*Task statement*:
For every line in the data below that contains "Possible", copy the line.

*Stored records*:
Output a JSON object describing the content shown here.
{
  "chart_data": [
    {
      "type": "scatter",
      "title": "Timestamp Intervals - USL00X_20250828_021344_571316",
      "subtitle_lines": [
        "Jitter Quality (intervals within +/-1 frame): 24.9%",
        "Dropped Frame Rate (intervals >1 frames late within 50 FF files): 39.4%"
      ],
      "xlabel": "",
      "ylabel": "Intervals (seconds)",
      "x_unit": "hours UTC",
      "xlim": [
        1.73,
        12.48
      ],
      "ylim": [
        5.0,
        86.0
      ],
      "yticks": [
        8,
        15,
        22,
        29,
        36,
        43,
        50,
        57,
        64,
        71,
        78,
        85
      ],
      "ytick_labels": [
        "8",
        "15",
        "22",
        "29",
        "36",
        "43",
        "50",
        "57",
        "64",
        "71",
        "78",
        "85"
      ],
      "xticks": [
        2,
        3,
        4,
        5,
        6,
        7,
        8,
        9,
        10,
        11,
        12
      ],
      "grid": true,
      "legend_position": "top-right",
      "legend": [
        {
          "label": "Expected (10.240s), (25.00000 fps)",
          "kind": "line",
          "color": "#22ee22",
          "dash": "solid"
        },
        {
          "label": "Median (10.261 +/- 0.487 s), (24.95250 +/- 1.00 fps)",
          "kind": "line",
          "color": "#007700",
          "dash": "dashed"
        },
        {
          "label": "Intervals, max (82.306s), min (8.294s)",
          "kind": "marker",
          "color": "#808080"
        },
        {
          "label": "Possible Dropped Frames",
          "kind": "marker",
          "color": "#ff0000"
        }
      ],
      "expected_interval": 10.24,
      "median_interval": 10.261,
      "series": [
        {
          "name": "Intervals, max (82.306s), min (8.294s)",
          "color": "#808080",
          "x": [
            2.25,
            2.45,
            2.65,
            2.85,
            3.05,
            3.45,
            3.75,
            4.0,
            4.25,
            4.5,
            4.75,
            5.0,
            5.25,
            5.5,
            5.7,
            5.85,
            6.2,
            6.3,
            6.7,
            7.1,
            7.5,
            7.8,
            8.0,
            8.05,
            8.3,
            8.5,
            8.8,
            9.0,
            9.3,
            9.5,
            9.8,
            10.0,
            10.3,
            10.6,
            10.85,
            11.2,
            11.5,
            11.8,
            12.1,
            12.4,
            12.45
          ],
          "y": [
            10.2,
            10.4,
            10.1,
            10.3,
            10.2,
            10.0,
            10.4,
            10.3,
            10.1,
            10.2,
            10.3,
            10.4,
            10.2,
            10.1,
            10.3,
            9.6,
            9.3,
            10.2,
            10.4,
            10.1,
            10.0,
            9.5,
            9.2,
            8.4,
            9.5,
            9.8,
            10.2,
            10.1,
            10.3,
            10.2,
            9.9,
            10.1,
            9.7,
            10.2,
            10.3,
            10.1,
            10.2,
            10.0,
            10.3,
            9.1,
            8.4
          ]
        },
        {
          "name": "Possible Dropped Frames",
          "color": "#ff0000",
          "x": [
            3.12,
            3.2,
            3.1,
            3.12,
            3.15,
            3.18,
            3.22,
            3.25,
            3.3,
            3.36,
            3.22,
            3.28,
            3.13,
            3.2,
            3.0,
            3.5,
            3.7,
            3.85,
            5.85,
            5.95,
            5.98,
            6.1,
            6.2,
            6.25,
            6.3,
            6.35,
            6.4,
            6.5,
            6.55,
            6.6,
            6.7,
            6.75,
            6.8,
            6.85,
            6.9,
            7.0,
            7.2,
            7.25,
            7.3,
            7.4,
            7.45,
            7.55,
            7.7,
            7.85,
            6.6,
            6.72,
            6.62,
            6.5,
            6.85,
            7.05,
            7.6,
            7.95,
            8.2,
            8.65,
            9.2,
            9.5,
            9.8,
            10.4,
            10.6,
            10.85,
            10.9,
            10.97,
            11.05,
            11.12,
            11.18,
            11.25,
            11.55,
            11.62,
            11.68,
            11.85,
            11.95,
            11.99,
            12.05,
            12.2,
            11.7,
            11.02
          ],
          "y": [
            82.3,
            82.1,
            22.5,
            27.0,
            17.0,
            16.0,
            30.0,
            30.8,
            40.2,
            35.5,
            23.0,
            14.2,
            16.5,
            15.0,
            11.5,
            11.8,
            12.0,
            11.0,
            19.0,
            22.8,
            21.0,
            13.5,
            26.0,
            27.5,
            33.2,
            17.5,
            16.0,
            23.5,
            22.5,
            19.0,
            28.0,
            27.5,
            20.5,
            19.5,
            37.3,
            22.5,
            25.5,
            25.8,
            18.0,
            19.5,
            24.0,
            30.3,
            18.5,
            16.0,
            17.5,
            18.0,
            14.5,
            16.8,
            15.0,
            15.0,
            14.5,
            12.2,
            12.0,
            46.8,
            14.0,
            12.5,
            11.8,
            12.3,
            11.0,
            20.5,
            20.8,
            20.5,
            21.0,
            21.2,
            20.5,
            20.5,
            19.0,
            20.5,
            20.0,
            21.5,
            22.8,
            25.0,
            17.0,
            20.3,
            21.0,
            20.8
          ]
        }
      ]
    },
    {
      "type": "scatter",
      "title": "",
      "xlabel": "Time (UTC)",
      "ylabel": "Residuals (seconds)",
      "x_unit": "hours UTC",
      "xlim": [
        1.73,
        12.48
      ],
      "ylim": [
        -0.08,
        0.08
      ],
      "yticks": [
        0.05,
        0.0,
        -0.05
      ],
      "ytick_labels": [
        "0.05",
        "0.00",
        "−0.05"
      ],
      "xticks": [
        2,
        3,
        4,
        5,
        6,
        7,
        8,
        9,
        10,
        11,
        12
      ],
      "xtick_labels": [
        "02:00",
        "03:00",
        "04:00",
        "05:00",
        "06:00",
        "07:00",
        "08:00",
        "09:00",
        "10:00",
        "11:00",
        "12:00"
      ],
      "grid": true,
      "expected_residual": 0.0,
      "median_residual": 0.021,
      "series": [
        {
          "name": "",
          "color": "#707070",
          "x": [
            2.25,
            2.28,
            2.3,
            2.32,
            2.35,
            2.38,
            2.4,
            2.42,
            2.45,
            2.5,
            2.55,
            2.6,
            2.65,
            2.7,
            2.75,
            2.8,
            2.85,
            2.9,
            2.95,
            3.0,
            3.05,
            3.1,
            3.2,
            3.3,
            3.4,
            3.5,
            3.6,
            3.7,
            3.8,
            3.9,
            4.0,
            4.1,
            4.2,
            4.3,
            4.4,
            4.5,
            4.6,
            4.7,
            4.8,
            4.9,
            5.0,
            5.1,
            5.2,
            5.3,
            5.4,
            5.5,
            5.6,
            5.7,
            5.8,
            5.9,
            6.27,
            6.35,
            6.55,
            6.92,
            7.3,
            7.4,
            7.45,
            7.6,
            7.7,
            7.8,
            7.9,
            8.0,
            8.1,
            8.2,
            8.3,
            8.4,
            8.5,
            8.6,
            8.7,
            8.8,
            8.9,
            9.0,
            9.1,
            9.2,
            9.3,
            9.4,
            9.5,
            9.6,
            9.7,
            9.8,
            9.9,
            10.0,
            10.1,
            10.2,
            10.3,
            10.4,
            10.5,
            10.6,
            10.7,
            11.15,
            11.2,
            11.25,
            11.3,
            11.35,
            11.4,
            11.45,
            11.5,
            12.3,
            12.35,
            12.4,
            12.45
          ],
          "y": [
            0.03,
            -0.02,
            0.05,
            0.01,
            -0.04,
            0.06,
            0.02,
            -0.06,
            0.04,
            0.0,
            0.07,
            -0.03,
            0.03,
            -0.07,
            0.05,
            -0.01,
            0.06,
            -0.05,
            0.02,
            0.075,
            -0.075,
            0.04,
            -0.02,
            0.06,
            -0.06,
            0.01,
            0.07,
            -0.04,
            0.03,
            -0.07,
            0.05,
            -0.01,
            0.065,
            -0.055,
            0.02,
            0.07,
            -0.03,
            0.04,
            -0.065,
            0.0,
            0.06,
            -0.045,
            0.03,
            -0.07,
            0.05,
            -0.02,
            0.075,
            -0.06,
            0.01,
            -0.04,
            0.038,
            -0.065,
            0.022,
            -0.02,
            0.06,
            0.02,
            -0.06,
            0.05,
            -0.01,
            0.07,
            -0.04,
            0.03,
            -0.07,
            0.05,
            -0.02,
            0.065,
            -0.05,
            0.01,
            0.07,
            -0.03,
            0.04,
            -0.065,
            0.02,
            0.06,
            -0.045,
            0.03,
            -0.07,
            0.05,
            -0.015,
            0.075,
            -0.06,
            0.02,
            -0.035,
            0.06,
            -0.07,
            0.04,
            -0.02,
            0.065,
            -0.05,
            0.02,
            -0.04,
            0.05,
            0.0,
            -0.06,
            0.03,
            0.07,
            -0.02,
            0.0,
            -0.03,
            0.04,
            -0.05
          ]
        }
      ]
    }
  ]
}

*Task output*:
          "label": "Possible Dropped Frames",
          "name": "Possible Dropped Frames",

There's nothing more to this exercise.